• **Task goal**: Find the lines holding the string "country" in the data, then copy all of them.

# Start of Stored rows

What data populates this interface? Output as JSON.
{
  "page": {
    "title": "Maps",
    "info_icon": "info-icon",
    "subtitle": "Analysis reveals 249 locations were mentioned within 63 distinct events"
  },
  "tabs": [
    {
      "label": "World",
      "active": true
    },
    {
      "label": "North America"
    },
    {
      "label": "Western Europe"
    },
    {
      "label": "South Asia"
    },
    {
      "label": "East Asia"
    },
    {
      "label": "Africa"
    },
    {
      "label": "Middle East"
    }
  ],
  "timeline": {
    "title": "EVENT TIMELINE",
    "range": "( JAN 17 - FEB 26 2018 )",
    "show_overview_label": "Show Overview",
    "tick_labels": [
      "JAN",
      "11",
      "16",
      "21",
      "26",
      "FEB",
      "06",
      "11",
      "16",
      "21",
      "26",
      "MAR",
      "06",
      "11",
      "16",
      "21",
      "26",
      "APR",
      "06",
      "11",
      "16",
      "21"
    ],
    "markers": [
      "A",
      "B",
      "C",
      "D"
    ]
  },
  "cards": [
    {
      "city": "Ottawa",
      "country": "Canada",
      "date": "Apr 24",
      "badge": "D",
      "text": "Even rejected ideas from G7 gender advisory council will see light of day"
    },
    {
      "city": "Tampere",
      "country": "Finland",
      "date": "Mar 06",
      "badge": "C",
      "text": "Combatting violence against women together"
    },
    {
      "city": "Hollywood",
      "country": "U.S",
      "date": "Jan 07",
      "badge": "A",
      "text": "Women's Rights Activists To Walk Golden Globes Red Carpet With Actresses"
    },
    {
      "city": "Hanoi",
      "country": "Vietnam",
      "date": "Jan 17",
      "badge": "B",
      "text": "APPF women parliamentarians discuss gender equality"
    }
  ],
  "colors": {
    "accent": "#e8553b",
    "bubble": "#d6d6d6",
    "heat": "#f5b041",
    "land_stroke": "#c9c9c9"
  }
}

# End of Stored rows

• **Worked solution**:
      "country": "Canada",
      "country": "Finland",
      "country": "U.S",
      "country": "Vietnam",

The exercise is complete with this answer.